Directions for this task – Lines containing the word "JSON" should be extracted in full.

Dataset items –
-- start --
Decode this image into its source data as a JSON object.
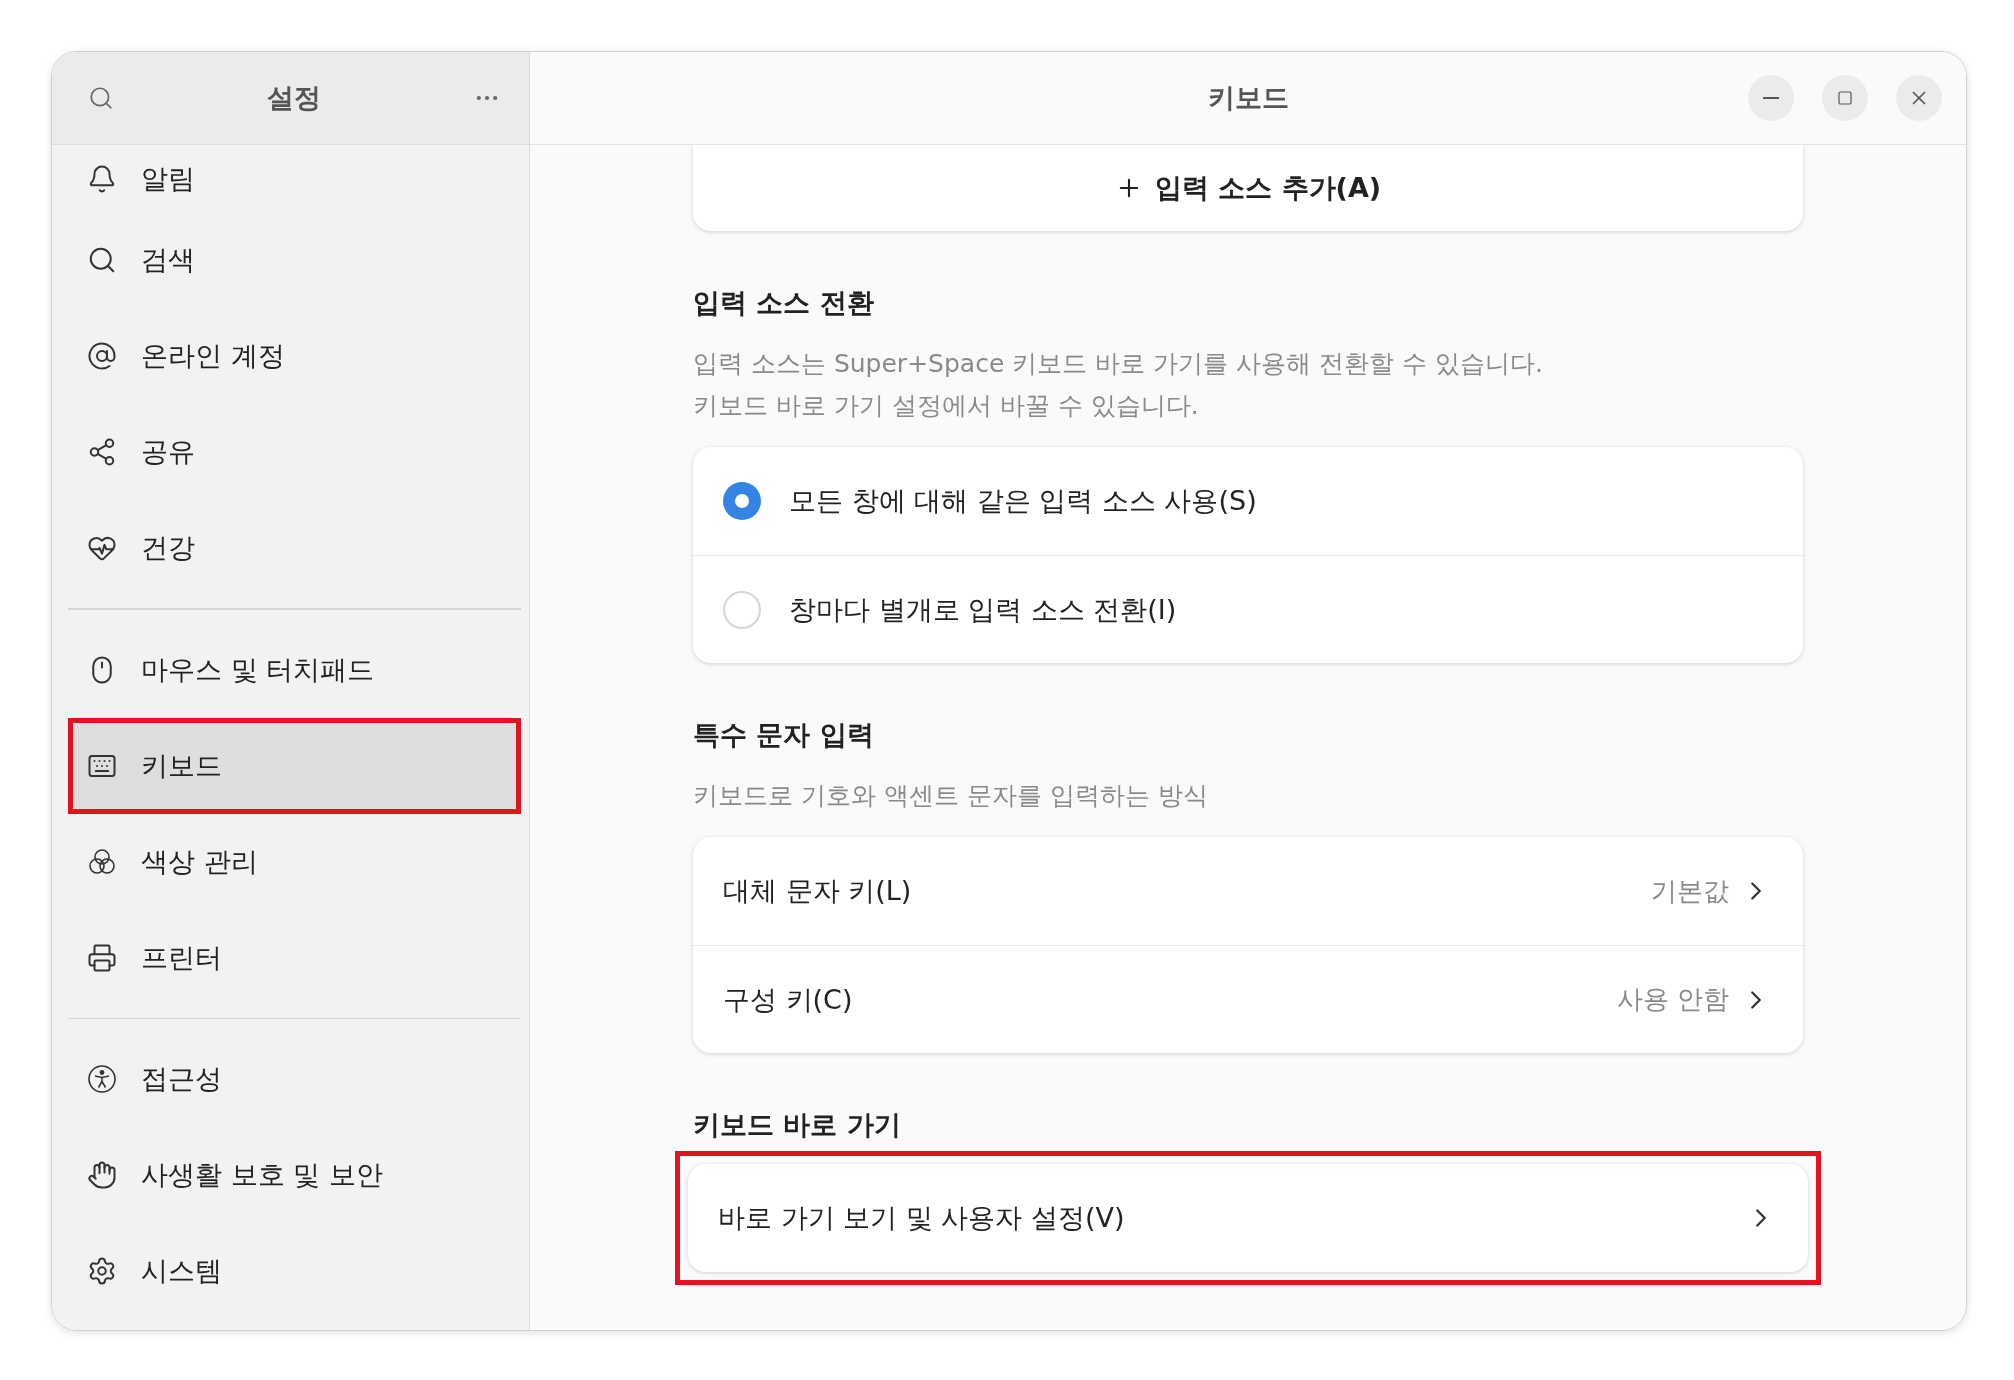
{
  "sidebar": {
    "title": "설정",
    "groups": [
      {
        "items": [
          {
            "label": "알림",
            "selected": false,
            "highlighted": false
          },
          {
            "label": "검색",
            "selected": false,
            "highlighted": false
          },
          {
            "label": "온라인 계정",
            "selected": false,
            "highlighted": false
          },
          {
            "label": "공유",
            "selected": false,
            "highlighted": false
          },
          {
            "label": "건강",
            "selected": false,
            "highlighted": false
          }
        ]
      },
      {
        "items": [
          {
            "label": "마우스 및 터치패드",
            "selected": false,
            "highlighted": false
          },
          {
            "label": "키보드",
            "selected": true,
            "highlighted": true
          },
          {
            "label": "색상 관리",
            "selected": false,
            "highlighted": false
          },
          {
            "label": "프린터",
            "selected": false,
            "highlighted": false
          }
        ]
      },
      {
        "items": [
          {
            "label": "접근성",
            "selected": false,
            "highlighted": false
          },
          {
            "label": "사생활 보호 및 보안",
            "selected": false,
            "highlighted": false
          },
          {
            "label": "시스템",
            "selected": false,
            "highlighted": false
          }
        ]
      }
    ]
  },
  "window": {
    "title": "키보드"
  },
  "add_source": {
    "label": "입력 소스 추가(A)"
  },
  "sections": [
    {
      "kind": "radio",
      "heading": "입력 소스 전환",
      "description": [
        "입력 소스는 Super+Space 키보드 바로 가기를 사용해 전환할 수 있습니다.",
        "키보드 바로 가기 설정에서 바꿀 수 있습니다."
      ],
      "highlighted": false,
      "options": [
        {
          "label": "모든 창에 대해 같은 입력 소스 사용(S)",
          "selected": true
        },
        {
          "label": "창마다 별개로 입력 소스 전환(I)",
          "selected": false
        }
      ]
    },
    {
      "kind": "rows",
      "heading": "특수 문자 입력",
      "description": [
        "키보드로 기호와 액센트 문자를 입력하는 방식"
      ],
      "highlighted": false,
      "rows": [
        {
          "label": "대체 문자 키(L)",
          "value": "기본값"
        },
        {
          "label": "구성 키(C)",
          "value": "사용 안함"
        }
      ]
    },
    {
      "kind": "rows",
      "heading": "키보드 바로 가기",
      "highlighted": true,
      "rows": [
        {
          "label": "바로 가기 보기 및 사용자 설정(V)"
        }
      ]
    }
  ]
}
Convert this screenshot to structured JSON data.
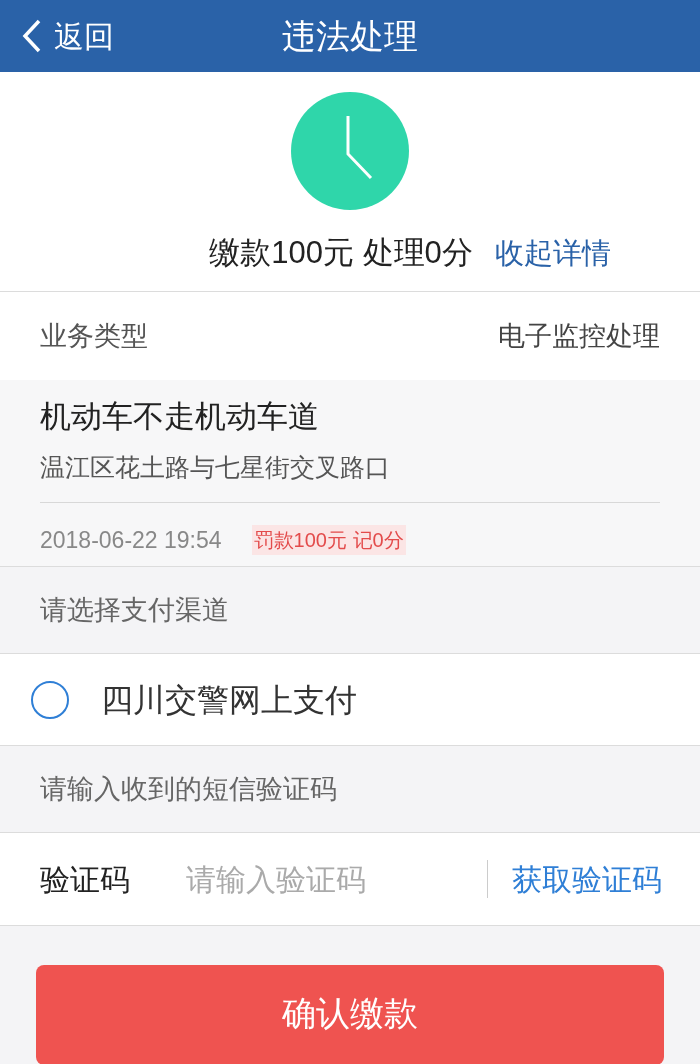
-- end --
Response –
Decode this image into its source data as a JSON object.
Convert this screenshot to structured JSON data.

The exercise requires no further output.